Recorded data
▼▼▼

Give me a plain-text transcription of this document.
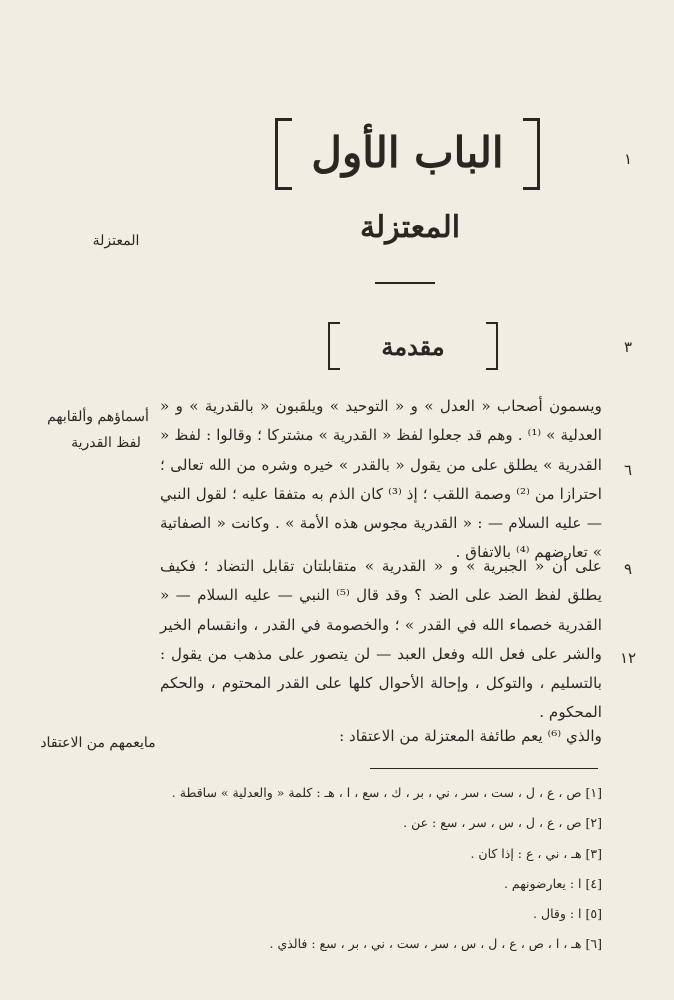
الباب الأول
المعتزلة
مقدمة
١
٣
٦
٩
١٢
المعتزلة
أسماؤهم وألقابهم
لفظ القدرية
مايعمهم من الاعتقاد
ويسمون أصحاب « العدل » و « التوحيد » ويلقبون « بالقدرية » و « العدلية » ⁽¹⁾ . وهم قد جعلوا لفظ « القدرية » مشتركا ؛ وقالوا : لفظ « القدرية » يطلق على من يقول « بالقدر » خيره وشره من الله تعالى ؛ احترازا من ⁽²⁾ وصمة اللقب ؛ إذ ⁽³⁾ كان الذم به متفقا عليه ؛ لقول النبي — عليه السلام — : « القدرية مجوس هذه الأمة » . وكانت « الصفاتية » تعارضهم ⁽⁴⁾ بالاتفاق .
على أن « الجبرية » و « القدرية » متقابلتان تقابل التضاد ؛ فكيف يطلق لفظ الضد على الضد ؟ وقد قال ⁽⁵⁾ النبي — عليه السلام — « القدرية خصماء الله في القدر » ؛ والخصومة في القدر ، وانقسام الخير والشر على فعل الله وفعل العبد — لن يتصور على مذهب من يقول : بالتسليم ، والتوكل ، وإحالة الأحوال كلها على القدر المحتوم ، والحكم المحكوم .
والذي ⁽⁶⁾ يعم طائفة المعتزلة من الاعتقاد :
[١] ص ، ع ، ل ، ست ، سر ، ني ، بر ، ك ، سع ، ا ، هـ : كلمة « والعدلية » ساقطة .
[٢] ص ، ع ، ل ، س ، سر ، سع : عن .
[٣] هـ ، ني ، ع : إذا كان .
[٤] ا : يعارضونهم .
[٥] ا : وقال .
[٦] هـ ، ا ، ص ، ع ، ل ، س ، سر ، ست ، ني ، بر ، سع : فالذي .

▲▲▲
▼▼▼

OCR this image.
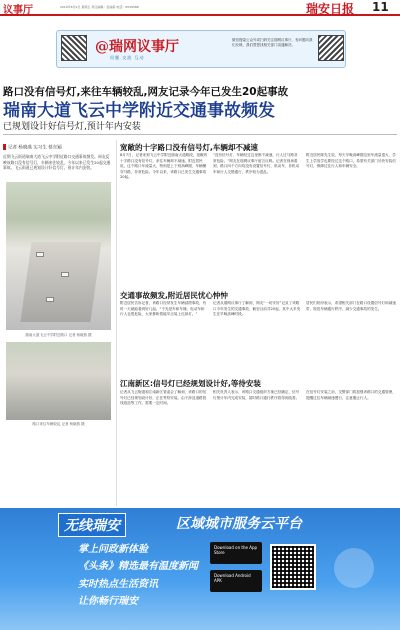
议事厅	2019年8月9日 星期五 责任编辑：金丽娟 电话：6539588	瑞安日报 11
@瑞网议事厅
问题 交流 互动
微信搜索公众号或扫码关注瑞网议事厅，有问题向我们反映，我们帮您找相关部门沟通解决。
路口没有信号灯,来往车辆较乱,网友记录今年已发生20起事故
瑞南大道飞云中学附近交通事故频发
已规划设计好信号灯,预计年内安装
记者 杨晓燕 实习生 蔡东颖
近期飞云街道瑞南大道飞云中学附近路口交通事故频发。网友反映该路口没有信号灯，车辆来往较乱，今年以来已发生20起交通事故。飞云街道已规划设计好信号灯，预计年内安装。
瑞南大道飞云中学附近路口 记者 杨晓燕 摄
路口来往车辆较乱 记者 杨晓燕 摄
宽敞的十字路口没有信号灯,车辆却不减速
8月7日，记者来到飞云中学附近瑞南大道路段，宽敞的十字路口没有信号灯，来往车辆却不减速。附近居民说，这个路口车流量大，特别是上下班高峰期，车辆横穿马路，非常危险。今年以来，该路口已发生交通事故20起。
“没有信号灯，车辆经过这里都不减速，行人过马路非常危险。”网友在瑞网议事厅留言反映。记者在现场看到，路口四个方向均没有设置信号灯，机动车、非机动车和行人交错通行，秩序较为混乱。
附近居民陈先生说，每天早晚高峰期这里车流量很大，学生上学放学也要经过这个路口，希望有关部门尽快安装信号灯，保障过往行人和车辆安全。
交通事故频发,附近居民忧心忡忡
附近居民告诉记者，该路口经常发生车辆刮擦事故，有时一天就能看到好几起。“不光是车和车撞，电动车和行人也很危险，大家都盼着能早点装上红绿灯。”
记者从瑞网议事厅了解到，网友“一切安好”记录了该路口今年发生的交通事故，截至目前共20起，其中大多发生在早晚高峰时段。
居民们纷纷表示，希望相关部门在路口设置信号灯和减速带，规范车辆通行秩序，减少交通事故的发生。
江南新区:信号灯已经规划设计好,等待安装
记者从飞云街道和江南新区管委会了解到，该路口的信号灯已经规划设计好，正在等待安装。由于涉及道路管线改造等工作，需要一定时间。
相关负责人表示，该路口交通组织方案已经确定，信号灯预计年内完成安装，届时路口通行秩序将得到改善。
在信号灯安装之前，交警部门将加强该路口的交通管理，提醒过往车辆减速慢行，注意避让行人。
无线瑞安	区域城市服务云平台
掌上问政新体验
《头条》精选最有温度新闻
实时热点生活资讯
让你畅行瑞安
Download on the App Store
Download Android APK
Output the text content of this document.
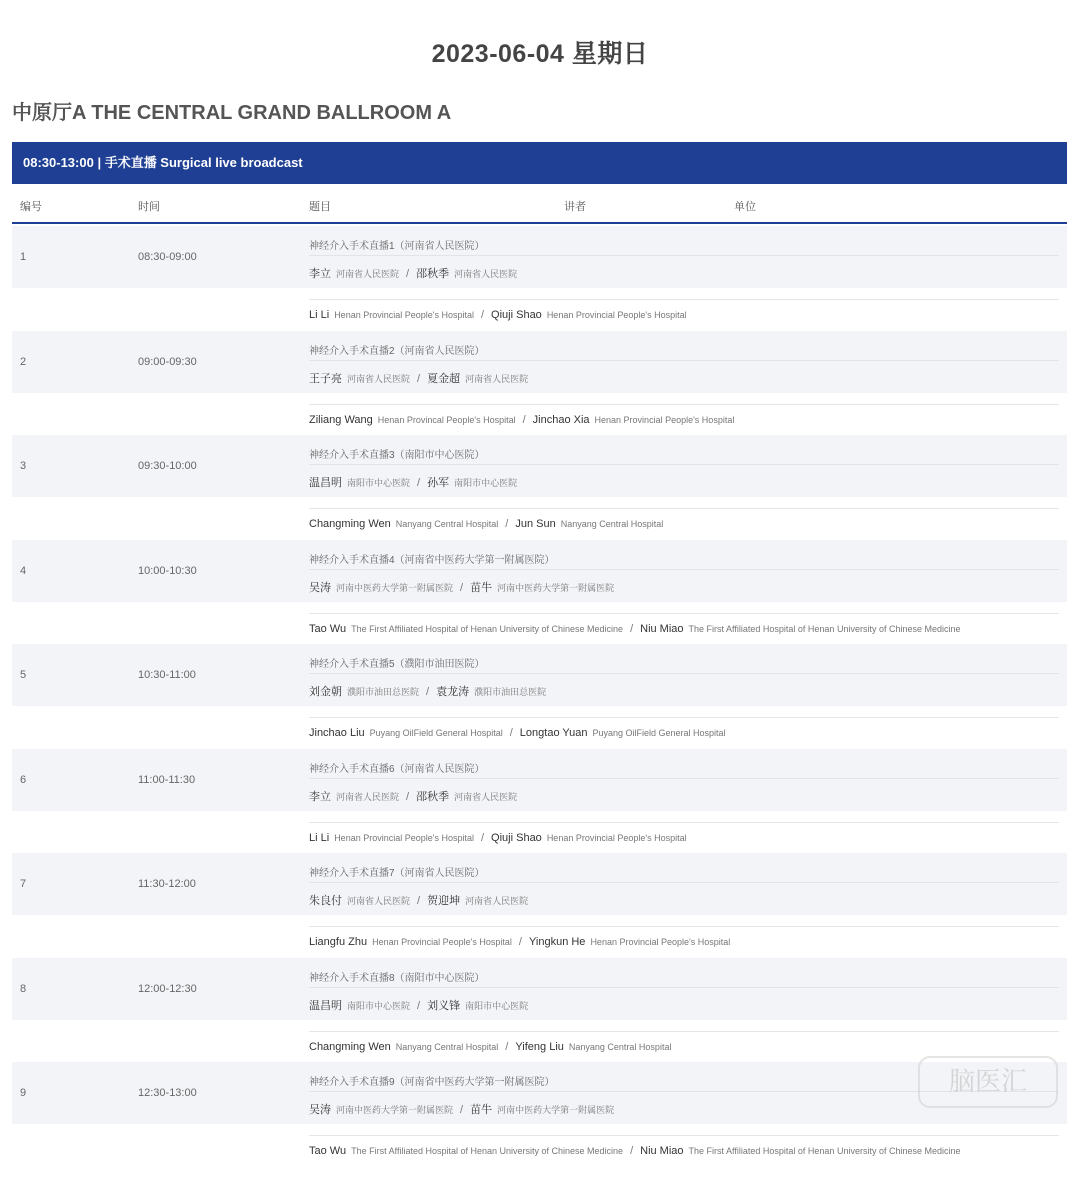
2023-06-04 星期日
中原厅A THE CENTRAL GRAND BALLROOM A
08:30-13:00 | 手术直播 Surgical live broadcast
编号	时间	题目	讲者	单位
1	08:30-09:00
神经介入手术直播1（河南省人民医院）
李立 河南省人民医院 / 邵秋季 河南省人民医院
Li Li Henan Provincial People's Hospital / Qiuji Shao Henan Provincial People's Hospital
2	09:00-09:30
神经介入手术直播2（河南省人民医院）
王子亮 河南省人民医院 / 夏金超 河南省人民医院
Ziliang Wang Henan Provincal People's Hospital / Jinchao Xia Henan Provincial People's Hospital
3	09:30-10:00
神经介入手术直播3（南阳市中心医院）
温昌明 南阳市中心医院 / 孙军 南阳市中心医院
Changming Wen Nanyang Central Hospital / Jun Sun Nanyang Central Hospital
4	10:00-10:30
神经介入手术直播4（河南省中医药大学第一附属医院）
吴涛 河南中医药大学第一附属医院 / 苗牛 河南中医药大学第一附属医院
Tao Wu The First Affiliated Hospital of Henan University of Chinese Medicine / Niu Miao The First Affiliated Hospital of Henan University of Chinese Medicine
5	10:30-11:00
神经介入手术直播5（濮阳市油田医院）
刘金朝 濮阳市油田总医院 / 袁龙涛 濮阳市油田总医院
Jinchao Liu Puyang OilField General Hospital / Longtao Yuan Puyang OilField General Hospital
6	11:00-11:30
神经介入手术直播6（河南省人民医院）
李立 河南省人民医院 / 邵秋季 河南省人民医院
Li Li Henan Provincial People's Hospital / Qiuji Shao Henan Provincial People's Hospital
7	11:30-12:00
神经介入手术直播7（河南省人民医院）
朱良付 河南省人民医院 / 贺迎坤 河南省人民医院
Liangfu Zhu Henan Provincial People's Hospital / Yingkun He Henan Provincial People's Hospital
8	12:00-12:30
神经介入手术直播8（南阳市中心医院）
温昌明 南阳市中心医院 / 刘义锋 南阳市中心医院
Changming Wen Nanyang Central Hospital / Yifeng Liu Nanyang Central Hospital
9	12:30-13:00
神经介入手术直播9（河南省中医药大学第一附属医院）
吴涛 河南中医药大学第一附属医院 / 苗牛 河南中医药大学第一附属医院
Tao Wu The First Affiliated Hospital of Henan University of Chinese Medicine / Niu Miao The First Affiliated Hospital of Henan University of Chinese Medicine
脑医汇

▲▲▲

WORK INSTRUCTIONS
From the records above, copy every line that holds the word "الاعتقاد".

FINISHED TASK
مايعمهم من الاعتقاد
والذي ⁽⁶⁾ يعم طائفة المعتزلة من الاعتقاد :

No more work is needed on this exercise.